## MATERIAL FOR THIS TASK
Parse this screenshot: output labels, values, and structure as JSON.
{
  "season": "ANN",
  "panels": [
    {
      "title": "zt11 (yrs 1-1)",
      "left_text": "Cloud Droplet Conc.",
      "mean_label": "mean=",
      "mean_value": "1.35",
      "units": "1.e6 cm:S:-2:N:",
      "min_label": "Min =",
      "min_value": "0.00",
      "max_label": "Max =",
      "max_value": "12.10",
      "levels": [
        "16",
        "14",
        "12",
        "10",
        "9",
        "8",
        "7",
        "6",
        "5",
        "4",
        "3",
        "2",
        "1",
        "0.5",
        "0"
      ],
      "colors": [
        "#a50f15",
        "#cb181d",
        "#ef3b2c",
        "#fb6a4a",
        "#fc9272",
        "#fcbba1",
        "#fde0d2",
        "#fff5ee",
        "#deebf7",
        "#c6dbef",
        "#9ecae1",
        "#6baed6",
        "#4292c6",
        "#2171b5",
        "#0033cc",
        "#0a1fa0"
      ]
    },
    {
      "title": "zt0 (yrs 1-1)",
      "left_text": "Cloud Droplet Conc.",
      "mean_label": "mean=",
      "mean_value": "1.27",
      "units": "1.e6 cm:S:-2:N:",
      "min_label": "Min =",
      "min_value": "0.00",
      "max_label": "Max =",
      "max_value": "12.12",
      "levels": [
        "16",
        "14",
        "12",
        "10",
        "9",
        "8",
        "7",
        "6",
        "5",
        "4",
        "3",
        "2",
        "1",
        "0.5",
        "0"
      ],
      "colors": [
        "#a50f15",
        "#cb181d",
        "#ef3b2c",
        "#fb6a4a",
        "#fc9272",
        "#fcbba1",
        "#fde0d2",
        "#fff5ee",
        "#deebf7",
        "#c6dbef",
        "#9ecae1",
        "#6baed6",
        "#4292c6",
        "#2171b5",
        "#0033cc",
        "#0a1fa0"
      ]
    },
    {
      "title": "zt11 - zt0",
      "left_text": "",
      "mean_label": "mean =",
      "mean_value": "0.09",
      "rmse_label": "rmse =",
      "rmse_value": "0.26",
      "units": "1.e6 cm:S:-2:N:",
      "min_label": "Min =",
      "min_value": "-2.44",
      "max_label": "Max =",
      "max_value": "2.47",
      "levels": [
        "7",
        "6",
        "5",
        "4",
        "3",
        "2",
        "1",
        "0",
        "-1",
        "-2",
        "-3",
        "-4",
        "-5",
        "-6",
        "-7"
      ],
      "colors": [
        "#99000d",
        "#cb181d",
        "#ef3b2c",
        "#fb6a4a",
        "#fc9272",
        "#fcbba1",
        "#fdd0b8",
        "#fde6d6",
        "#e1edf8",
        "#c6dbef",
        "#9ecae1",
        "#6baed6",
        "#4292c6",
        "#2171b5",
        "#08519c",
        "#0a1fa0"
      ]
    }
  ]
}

## REQUIRED TASK
Extract all lines as given.

## SOLVED EXERCISE
Parse this screenshot: output labels, values, and structure as JSON.
{
  "season": "ANN",
  "panels": [
    {
      "title": "zt11 (yrs 1-1)",
      "left_text": "Cloud Droplet Conc.",
      "mean_label": "mean=",
      "mean_value": "1.35",
      "units": "1.e6 cm:S:-2:N:",
      "min_label": "Min =",
      "min_value": "0.00",
      "max_label": "Max =",
      "max_value": "12.10",
      "levels": [
        "16",
        "14",
        "12",
        "10",
        "9",
        "8",
        "7",
        "6",
        "5",
        "4",
        "3",
        "2",
        "1",
        "0.5",
        "0"
      ],
      "colors": [
        "#a50f15",
        "#cb181d",
        "#ef3b2c",
        "#fb6a4a",
        "#fc9272",
        "#fcbba1",
        "#fde0d2",
        "#fff5ee",
        "#deebf7",
        "#c6dbef",
        "#9ecae1",
        "#6baed6",
        "#4292c6",
        "#2171b5",
        "#0033cc",
        "#0a1fa0"
      ]
    },
    {
      "title": "zt0 (yrs 1-1)",
      "left_text": "Cloud Droplet Conc.",
      "mean_label": "mean=",
      "mean_value": "1.27",
      "units": "1.e6 cm:S:-2:N:",
      "min_label": "Min =",
      "min_value": "0.00",
      "max_label": "Max =",
      "max_value": "12.12",
      "levels": [
        "16",
        "14",
        "12",
        "10",
        "9",
        "8",
        "7",
        "6",
        "5",
        "4",
        "3",
        "2",
        "1",
        "0.5",
        "0"
      ],
      "colors": [
        "#a50f15",
        "#cb181d",
        "#ef3b2c",
        "#fb6a4a",
        "#fc9272",
        "#fcbba1",
        "#fde0d2",
        "#fff5ee",
        "#deebf7",
        "#c6dbef",
        "#9ecae1",
        "#6baed6",
        "#4292c6",
        "#2171b5",
        "#0033cc",
        "#0a1fa0"
      ]
    },
    {
      "title": "zt11 - zt0",
      "left_text": "",
      "mean_label": "mean =",
      "mean_value": "0.09",
      "rmse_label": "rmse =",
      "rmse_value": "0.26",
      "units": "1.e6 cm:S:-2:N:",
      "min_label": "Min =",
      "min_value": "-2.44",
      "max_label": "Max =",
      "max_value": "2.47",
      "levels": [
        "7",
        "6",
        "5",
        "4",
        "3",
        "2",
        "1",
        "0",
        "-1",
        "-2",
        "-3",
        "-4",
        "-5",
        "-6",
        "-7"
      ],
      "colors": [
        "#99000d",
        "#cb181d",
        "#ef3b2c",
        "#fb6a4a",
        "#fc9272",
        "#fcbba1",
        "#fdd0b8",
        "#fde6d6",
        "#e1edf8",
        "#c6dbef",
        "#9ecae1",
        "#6baed6",
        "#4292c6",
        "#2171b5",
        "#08519c",
        "#0a1fa0"
      ]
    }
  ]
}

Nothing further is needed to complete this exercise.